Read the material below and tally how many lines hold the word "Administration", giving the number and nothing else.
>> Begin Data for this task
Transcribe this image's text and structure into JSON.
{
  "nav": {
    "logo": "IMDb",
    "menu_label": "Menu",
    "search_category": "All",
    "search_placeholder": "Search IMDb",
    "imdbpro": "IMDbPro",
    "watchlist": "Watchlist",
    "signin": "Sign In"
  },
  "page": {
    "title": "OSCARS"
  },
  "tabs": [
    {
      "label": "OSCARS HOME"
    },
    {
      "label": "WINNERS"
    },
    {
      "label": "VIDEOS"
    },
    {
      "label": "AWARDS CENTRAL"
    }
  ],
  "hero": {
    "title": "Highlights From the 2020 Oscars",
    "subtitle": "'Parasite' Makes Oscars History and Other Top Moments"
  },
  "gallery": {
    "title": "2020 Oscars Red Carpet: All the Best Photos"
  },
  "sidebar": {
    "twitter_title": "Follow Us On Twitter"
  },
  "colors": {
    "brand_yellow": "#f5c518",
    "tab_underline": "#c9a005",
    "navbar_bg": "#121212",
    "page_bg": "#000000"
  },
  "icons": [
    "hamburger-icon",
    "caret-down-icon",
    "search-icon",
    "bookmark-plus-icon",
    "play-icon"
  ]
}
>> End Data for this task
>> Begin Data for this task
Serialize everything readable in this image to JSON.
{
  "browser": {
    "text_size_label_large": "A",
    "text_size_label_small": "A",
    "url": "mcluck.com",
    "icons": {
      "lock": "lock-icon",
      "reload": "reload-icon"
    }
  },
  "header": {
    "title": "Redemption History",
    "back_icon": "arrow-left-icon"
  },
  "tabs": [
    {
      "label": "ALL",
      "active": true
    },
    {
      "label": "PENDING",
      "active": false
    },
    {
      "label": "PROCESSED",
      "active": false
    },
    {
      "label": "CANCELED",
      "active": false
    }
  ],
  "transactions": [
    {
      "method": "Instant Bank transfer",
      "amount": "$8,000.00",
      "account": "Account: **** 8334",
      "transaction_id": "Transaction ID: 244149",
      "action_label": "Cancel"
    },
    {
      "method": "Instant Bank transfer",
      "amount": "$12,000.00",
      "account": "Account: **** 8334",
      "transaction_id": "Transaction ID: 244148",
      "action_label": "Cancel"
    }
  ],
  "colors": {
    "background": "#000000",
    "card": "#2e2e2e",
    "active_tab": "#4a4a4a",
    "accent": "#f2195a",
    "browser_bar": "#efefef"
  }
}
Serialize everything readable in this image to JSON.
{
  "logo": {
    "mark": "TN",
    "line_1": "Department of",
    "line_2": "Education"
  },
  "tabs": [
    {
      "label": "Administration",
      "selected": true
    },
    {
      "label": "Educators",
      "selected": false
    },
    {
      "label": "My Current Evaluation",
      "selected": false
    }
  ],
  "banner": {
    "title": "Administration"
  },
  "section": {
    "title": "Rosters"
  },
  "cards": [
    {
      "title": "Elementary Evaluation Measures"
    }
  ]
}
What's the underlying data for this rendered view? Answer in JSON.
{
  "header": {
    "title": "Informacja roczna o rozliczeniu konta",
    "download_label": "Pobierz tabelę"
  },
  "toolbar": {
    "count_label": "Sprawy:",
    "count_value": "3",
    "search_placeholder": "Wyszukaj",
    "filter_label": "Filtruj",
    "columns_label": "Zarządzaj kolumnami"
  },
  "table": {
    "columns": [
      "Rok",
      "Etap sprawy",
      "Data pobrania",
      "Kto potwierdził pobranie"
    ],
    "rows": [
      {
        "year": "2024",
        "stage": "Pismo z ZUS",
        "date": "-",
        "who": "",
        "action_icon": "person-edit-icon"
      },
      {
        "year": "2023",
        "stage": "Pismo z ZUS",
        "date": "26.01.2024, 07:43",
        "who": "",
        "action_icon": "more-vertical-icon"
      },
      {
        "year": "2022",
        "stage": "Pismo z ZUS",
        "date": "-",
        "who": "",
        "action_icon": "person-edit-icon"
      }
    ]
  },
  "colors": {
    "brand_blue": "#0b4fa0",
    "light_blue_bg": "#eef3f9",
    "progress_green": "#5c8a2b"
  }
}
>> End Data for this task
**Answer to the task:** 2